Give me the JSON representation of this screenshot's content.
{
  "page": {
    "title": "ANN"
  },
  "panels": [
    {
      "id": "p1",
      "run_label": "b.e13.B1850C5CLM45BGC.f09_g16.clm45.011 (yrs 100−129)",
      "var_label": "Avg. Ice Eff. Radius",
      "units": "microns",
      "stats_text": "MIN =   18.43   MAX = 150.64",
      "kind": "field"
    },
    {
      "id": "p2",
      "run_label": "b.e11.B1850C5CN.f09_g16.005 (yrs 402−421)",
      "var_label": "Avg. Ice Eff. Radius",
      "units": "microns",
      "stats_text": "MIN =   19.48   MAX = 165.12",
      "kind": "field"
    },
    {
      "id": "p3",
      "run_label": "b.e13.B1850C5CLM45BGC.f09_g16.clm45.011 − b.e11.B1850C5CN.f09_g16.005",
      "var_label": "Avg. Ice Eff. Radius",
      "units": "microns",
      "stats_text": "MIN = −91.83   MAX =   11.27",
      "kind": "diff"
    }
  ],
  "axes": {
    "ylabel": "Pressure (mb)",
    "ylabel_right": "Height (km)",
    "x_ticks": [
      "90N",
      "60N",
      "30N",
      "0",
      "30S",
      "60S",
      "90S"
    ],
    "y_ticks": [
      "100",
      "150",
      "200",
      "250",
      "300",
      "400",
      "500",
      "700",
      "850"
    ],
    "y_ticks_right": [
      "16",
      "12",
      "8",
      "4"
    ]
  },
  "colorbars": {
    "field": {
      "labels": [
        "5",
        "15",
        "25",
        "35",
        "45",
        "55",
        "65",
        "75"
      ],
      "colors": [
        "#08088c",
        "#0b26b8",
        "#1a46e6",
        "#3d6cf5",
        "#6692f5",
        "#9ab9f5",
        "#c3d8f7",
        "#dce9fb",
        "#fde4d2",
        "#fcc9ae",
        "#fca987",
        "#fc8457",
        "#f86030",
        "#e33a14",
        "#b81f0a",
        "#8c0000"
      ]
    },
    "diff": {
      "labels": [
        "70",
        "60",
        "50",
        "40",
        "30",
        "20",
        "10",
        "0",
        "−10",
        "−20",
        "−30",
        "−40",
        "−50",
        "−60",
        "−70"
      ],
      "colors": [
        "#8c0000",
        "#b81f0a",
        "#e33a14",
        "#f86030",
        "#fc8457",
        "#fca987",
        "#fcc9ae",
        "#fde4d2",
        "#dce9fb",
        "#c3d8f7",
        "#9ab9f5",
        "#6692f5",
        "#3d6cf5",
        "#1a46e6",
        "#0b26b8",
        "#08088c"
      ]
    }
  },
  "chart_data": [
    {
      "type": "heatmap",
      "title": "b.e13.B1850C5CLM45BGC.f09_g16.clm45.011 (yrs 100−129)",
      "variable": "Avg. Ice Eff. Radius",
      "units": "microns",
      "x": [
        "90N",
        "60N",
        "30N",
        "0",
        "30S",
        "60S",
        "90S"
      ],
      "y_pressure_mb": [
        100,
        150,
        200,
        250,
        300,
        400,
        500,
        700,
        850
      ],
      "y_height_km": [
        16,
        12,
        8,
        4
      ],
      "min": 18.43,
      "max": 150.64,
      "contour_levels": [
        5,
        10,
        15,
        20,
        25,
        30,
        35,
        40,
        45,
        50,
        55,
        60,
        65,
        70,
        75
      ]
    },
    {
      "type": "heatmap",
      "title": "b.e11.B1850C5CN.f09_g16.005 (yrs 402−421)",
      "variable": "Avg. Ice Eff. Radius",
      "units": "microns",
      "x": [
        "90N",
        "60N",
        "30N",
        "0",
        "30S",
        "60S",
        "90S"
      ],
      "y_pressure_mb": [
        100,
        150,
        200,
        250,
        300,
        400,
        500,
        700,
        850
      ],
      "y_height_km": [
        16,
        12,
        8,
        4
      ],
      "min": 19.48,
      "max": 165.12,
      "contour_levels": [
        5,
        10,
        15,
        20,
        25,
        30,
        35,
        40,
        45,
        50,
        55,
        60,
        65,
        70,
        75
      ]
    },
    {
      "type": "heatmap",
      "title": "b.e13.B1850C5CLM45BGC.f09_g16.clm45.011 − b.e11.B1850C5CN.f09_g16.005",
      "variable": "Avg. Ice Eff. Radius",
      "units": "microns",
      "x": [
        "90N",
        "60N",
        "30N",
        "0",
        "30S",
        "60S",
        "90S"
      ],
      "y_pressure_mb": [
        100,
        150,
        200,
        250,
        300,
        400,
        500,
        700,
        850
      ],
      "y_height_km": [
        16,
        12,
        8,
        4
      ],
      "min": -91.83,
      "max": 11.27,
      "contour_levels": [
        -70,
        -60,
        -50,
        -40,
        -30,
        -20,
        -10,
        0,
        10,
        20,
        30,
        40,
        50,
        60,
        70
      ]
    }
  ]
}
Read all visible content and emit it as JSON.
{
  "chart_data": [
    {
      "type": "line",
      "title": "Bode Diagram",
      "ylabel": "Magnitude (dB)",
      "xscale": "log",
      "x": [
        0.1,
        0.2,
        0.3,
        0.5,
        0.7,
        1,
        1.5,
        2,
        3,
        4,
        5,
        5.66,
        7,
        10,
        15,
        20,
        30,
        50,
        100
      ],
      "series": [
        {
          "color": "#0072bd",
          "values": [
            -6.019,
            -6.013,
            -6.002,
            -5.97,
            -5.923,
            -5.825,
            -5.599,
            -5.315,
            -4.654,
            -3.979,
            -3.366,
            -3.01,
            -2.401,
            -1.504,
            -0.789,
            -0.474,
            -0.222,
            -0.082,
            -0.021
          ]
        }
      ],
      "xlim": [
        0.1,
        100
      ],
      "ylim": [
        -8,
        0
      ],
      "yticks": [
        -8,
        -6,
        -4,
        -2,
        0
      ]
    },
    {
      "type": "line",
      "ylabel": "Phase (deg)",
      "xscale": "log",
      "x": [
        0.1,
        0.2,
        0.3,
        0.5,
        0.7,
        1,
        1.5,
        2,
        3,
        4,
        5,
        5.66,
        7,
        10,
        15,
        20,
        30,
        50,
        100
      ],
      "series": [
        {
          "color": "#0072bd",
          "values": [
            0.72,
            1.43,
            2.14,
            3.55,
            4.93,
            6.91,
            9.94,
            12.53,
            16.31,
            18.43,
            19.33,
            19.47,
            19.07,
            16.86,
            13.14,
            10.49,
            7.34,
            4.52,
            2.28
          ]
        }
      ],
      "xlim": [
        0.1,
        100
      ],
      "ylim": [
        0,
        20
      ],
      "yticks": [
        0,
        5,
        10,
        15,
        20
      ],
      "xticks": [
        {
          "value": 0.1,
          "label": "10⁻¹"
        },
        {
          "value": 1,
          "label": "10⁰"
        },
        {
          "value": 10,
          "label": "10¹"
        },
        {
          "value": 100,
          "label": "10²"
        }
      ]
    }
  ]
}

§ **Task description**:
From the listing above, find the number of lines with the word "JSON" in them. Answer with the number only.

§ **Result of the exercise**:
2